→ **PAGE**:
————————

I imagine that something like that is what Phelps fears in the afterlife should gay marriage achieve equality. There’s no way that image or one like it should enter a theological discourse where it’s not taken as imbecilic. Yet, it seems that the primary opposition to Fukitor is that people are going to take it too seriously, that its macho-chauvinistic worldview isn’t sufficiently ludicrous to simply point at it and laugh. (Like a censor, the critic is, of course, quite capable of not being swayed by the dangerous message he perceives. The problem is, you know, other people who don’t possess the critic’s cultural analytic skills.) Some of the response over at TCJ reminded me of those critics of Paul Verhoeven’s Starship Troopers who pointed out the Nazi-like uniforms worn by its heroes as evidence for the film’s fascism. With a style that hardly could be called delicate or nuanced (or so I thought), he both delivered on the entertaining genocidal slaughter of a highly evolved alien insect species while pointing out that it was genocide we spectators were enjoying. Karns’ extremism is doing something similar: Fukitor’s diegeses take place within a particular sort of mindset — a souped up, more explicitly rendered version of 70s and 80s action film heroics and grindhouse terror. It finds enjoyment there in the same way one might be entertained by the xenophobic worldview of Chuck Norris’ Missing in Action series, but makes it all sufficiently extreme that only a true psychopath could ever find it a plausible expression of otherness. Here’s an example of heroic victory (against the Viet Cong) from the comic:
Fukitor 5, “The Green Hellion”

————————

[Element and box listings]
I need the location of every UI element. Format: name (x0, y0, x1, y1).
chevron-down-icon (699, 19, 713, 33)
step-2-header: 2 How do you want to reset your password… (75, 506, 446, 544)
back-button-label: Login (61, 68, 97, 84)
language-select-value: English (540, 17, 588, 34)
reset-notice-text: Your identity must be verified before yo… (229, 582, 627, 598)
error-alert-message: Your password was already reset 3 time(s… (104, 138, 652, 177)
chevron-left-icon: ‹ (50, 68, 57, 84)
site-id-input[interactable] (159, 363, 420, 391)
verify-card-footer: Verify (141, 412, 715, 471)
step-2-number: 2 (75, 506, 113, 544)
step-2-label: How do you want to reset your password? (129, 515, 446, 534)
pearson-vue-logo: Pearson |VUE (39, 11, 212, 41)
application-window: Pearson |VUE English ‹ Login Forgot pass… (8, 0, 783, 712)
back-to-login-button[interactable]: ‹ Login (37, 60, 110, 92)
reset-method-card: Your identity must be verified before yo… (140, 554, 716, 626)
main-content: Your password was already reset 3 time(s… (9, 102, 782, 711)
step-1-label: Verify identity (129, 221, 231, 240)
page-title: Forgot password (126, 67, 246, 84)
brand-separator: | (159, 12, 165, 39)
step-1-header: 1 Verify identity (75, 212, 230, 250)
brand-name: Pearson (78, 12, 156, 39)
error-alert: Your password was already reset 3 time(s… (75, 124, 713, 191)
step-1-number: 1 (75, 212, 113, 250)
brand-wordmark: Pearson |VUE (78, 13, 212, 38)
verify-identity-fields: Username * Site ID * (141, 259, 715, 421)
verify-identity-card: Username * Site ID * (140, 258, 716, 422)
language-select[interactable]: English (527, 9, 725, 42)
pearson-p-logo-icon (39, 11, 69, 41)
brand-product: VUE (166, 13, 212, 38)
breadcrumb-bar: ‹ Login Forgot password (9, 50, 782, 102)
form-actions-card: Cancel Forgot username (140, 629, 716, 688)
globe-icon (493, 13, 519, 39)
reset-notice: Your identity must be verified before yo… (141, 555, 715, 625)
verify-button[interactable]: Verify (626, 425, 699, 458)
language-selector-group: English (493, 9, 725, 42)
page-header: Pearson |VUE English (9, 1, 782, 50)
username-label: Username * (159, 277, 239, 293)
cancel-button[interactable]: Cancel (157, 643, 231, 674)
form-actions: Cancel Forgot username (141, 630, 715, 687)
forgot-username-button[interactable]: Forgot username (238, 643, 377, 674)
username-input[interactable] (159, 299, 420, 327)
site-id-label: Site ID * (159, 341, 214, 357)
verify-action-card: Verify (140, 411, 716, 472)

————————

→ **WHAT TO DO**:
A – Name every person the essay on the Fukitor comic mentions.
B – Pick up the essay on the Fukitor comic after its last line and keep writing it.
The records are separate material and have nothing to do with the essay.

→ **SET OF ANSWERS**:
A – Phelps, Paul Verhoeven, Karns, Chuck Norris

B –
Having the hero become a cannibalistic war machine with one of “our boys” hiding in the back, meekly proclaiming victory with his fist raised in a feeble show of solidarity is enough to create something of a Brechtian distancing effect – at least, within me. That’s another way of saying I’m not merely going along with the literal views of the characters, nor is the story wanting me to. However, Darryl Ayo might still say (if he ever bothered to read the comic): “This isn’t subversive, this is the real thing. This is what racist caricature and hostility against nonwhites in the popular arts looks like. This is what racism looks like, served straight up.” What this fails to see is the caricature of white masculine power that pervades the comic. I can’t imagine even the staunchest white power patriarch wanting this comic to represent his worldview (just like the KKK has its rhetorical limits). Maybe Phelps is right, people need signs: “do not identify with hero,” “do not sympathize with the bigotry.” Thus, I’m going to supply some context for those who believe Fukitor entertains its ideal reader by simply presenting a shared worldview (as if this reader thinks the comic fairly presents his ideological take on existence).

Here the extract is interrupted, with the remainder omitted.